#### EXERCISE:
Repeat the whole listing exactly as written.

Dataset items
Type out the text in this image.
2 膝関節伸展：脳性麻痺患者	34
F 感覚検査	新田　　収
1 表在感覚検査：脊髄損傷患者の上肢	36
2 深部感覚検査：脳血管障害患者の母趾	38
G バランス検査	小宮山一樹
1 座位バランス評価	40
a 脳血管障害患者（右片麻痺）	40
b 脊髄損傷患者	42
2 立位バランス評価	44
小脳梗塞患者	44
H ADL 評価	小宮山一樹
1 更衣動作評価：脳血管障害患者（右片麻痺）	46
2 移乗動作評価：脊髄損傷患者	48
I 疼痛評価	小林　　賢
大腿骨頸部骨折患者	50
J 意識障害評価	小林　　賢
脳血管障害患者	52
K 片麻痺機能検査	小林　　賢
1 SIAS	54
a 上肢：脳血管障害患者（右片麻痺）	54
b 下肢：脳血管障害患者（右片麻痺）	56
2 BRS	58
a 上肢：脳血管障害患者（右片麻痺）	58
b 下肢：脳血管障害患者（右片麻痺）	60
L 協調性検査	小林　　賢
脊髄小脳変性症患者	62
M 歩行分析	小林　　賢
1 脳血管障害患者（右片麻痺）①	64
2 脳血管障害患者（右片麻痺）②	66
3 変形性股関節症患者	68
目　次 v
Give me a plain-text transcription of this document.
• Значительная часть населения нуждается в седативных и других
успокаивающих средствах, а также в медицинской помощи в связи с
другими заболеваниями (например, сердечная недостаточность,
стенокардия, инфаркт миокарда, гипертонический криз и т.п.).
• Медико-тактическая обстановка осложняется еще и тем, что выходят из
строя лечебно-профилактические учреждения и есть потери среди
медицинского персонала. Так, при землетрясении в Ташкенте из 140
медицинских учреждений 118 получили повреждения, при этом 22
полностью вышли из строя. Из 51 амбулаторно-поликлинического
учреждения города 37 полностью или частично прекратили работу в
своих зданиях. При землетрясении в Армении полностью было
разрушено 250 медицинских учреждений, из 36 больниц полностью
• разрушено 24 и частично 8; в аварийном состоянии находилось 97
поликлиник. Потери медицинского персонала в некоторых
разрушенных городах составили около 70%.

#### EXERCISE RESULT:
Type out the text in this image.
2 膝関節伸展：脳性麻痺患者	34
F 感覚検査	新田　　収
1 表在感覚検査：脊髄損傷患者の上肢	36
2 深部感覚検査：脳血管障害患者の母趾	38
G バランス検査	小宮山一樹
1 座位バランス評価	40
a 脳血管障害患者（右片麻痺）	40
b 脊髄損傷患者	42
2 立位バランス評価	44
小脳梗塞患者	44
H ADL 評価	小宮山一樹
1 更衣動作評価：脳血管障害患者（右片麻痺）	46
2 移乗動作評価：脊髄損傷患者	48
I 疼痛評価	小林　　賢
大腿骨頸部骨折患者	50
J 意識障害評価	小林　　賢
脳血管障害患者	52
K 片麻痺機能検査	小林　　賢
1 SIAS	54
a 上肢：脳血管障害患者（右片麻痺）	54
b 下肢：脳血管障害患者（右片麻痺）	56
2 BRS	58
a 上肢：脳血管障害患者（右片麻痺）	58
b 下肢：脳血管障害患者（右片麻痺）	60
L 協調性検査	小林　　賢
脊髄小脳変性症患者	62
M 歩行分析	小林　　賢
1 脳血管障害患者（右片麻痺）①	64
2 脳血管障害患者（右片麻痺）②	66
3 変形性股関節症患者	68
目　次 v
Give me a plain-text transcription of this document.
• Значительная часть населения нуждается в седативных и других
успокаивающих средствах, а также в медицинской помощи в связи с
другими заболеваниями (например, сердечная недостаточность,
стенокардия, инфаркт миокарда, гипертонический криз и т.п.).
• Медико-тактическая обстановка осложняется еще и тем, что выходят из
строя лечебно-профилактические учреждения и есть потери среди
медицинского персонала. Так, при землетрясении в Ташкенте из 140
медицинских учреждений 118 получили повреждения, при этом 22
полностью вышли из строя. Из 51 амбулаторно-поликлинического
учреждения города 37 полностью или частично прекратили работу в
своих зданиях. При землетрясении в Армении полностью было
разрушено 250 медицинских учреждений, из 36 больниц полностью
• разрушено 24 и частично 8; в аварийном состоянии находилось 97
поликлиник. Потери медицинского персонала в некоторых
разрушенных городах составили около 70%.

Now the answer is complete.